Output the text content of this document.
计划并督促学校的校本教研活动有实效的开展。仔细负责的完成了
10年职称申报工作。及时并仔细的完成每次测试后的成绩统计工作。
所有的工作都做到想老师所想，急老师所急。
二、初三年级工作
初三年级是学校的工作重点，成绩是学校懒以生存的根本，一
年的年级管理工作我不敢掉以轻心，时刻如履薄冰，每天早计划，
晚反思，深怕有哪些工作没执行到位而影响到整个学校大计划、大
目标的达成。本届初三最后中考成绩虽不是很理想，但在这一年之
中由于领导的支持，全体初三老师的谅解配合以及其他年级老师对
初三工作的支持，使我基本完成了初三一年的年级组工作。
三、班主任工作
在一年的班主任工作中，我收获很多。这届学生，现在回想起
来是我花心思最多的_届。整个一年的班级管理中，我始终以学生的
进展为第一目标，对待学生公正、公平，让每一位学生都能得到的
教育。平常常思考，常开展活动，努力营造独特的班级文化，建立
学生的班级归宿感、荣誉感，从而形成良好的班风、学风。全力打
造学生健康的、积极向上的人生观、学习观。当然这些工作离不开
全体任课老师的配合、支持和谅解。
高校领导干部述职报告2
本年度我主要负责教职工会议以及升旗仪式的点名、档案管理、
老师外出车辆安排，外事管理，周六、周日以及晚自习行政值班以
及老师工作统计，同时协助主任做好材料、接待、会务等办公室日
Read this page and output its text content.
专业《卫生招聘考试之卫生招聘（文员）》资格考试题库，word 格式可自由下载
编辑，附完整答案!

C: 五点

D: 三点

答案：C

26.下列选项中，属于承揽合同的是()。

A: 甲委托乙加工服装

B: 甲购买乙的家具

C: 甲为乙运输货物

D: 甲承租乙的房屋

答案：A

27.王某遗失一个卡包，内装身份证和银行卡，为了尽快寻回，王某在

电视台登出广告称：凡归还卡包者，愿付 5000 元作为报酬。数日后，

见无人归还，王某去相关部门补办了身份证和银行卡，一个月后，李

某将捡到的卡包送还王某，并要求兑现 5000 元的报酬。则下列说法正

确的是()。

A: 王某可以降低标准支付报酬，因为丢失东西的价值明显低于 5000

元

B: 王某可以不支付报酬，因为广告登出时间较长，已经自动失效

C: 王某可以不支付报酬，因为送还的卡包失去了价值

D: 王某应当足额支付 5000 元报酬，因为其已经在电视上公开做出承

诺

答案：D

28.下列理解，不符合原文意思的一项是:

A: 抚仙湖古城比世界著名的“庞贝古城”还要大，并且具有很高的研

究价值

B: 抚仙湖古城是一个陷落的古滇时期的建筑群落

*Exercise brief*: Each record must be returned exactly as it is written.

*Answer for this exercise*:
Output the text content of this document.
计划并督促学校的校本教研活动有实效的开展。仔细负责的完成了
10年职称申报工作。及时并仔细的完成每次测试后的成绩统计工作。
所有的工作都做到想老师所想，急老师所急。
二、初三年级工作
初三年级是学校的工作重点，成绩是学校懒以生存的根本，一
年的年级管理工作我不敢掉以轻心，时刻如履薄冰，每天早计划，
晚反思，深怕有哪些工作没执行到位而影响到整个学校大计划、大
目标的达成。本届初三最后中考成绩虽不是很理想，但在这一年之
中由于领导的支持，全体初三老师的谅解配合以及其他年级老师对
初三工作的支持，使我基本完成了初三一年的年级组工作。
三、班主任工作
在一年的班主任工作中，我收获很多。这届学生，现在回想起
来是我花心思最多的_届。整个一年的班级管理中，我始终以学生的
进展为第一目标，对待学生公正、公平，让每一位学生都能得到的
教育。平常常思考，常开展活动，努力营造独特的班级文化，建立
学生的班级归宿感、荣誉感，从而形成良好的班风、学风。全力打
造学生健康的、积极向上的人生观、学习观。当然这些工作离不开
全体任课老师的配合、支持和谅解。
高校领导干部述职报告2
本年度我主要负责教职工会议以及升旗仪式的点名、档案管理、
老师外出车辆安排，外事管理，周六、周日以及晚自习行政值班以
及老师工作统计，同时协助主任做好材料、接待、会务等办公室日
Read this page and output its text content.
专业《卫生招聘考试之卫生招聘（文员）》资格考试题库，word 格式可自由下载
编辑，附完整答案!

C: 五点

D: 三点

答案：C

26.下列选项中，属于承揽合同的是()。

A: 甲委托乙加工服装

B: 甲购买乙的家具

C: 甲为乙运输货物

D: 甲承租乙的房屋

答案：A

27.王某遗失一个卡包，内装身份证和银行卡，为了尽快寻回，王某在

电视台登出广告称：凡归还卡包者，愿付 5000 元作为报酬。数日后，

见无人归还，王某去相关部门补办了身份证和银行卡，一个月后，李

某将捡到的卡包送还王某，并要求兑现 5000 元的报酬。则下列说法正

确的是()。

A: 王某可以降低标准支付报酬，因为丢失东西的价值明显低于 5000

元

B: 王某可以不支付报酬，因为广告登出时间较长，已经自动失效

C: 王某可以不支付报酬，因为送还的卡包失去了价值

D: 王某应当足额支付 5000 元报酬，因为其已经在电视上公开做出承

诺

答案：D

28.下列理解，不符合原文意思的一项是:

A: 抚仙湖古城比世界著名的“庞贝古城”还要大，并且具有很高的研

究价值

B: 抚仙湖古城是一个陷落的古滇时期的建筑群落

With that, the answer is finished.